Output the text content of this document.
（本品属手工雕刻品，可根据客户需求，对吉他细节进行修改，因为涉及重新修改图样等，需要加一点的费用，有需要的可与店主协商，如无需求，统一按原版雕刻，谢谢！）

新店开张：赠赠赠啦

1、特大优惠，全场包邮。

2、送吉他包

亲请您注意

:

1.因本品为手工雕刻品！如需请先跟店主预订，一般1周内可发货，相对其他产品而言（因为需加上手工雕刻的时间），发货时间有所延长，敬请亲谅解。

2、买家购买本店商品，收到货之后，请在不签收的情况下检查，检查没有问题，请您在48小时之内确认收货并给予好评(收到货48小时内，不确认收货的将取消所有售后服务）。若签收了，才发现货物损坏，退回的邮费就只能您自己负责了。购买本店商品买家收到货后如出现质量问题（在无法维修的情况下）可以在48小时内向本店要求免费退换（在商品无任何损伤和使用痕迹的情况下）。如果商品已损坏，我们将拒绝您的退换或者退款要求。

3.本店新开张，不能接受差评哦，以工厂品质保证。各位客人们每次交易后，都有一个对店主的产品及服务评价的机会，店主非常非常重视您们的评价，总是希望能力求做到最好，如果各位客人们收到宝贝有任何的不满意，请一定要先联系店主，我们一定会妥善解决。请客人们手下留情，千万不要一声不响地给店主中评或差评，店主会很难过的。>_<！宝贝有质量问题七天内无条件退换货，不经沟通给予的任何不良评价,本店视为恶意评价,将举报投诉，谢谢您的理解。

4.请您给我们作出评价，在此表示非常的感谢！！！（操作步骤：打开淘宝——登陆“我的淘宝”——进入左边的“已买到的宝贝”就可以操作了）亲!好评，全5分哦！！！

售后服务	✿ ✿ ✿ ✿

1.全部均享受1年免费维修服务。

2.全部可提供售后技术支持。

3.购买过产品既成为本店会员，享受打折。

--------------------------------------------------

*PROBLEM TO SOLVE*. Repeat the records above exactly.

*ANSWER TO THE EXERCISE*.
Output the text content of this document.
（本品属手工雕刻品，可根据客户需求，对吉他细节进行修改，因为涉及重新修改图样等，需要加一点的费用，有需要的可与店主协商，如无需求，统一按原版雕刻，谢谢！）

新店开张：赠赠赠啦

1、特大优惠，全场包邮。

2、送吉他包

亲请您注意

:

1.因本品为手工雕刻品！如需请先跟店主预订，一般1周内可发货，相对其他产品而言（因为需加上手工雕刻的时间），发货时间有所延长，敬请亲谅解。

2、买家购买本店商品，收到货之后，请在不签收的情况下检查，检查没有问题，请您在48小时之内确认收货并给予好评(收到货48小时内，不确认收货的将取消所有售后服务）。若签收了，才发现货物损坏，退回的邮费就只能您自己负责了。购买本店商品买家收到货后如出现质量问题（在无法维修的情况下）可以在48小时内向本店要求免费退换（在商品无任何损伤和使用痕迹的情况下）。如果商品已损坏，我们将拒绝您的退换或者退款要求。

3.本店新开张，不能接受差评哦，以工厂品质保证。各位客人们每次交易后，都有一个对店主的产品及服务评价的机会，店主非常非常重视您们的评价，总是希望能力求做到最好，如果各位客人们收到宝贝有任何的不满意，请一定要先联系店主，我们一定会妥善解决。请客人们手下留情，千万不要一声不响地给店主中评或差评，店主会很难过的。>_<！宝贝有质量问题七天内无条件退换货，不经沟通给予的任何不良评价,本店视为恶意评价,将举报投诉，谢谢您的理解。

4.请您给我们作出评价，在此表示非常的感谢！！！（操作步骤：打开淘宝——登陆“我的淘宝”——进入左边的“已买到的宝贝”就可以操作了）亲!好评，全5分哦！！！

售后服务	✿ ✿ ✿ ✿

1.全部均享受1年免费维修服务。

2.全部可提供售后技术支持。

3.购买过产品既成为本店会员，享受打折。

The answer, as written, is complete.